Dataset rows —
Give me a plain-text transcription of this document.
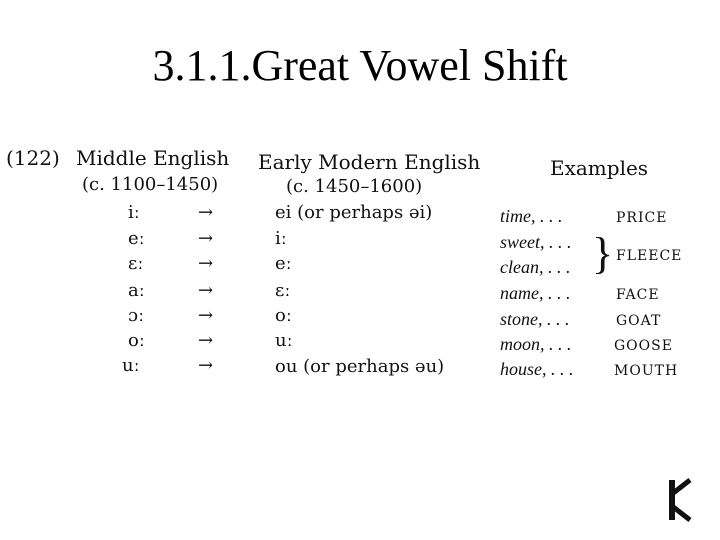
3.1.1.Great Vowel Shift
(122) Middle English
(c. 1100–1450)
Early Modern English
(c. 1450–1600)
Examples
iː	→	ei (or perhaps əi)	time, . . .	PRICE
eː	→	iː	sweet, . . .
ɛː	→	eː	clean, . . . } FLEECE
aː	→	ɛː	name, . . .	FACE
ɔː	→	oː	stone, . . .	GOAT
oː	→	uː	moon, . . .	GOOSE
uː	→	ou (or perhaps əu)	house, . . .	MOUTH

Stated problem —
Restate every record exactly, please; do not copy the pictures.

The solution —
Give me a plain-text transcription of this document.
3.1.1.Great Vowel Shift
(122) Middle English
(c. 1100–1450)
Early Modern English
(c. 1450–1600)
Examples
iː	→	ei (or perhaps əi)	time, . . .	PRICE
eː	→	iː	sweet, . . .
ɛː	→	eː	clean, . . . } FLEECE
aː	→	ɛː	name, . . .	FACE
ɔː	→	oː	stone, . . .	GOAT
oː	→	uː	moon, . . .	GOOSE
uː	→	ou (or perhaps əu)	house, . . .	MOUTH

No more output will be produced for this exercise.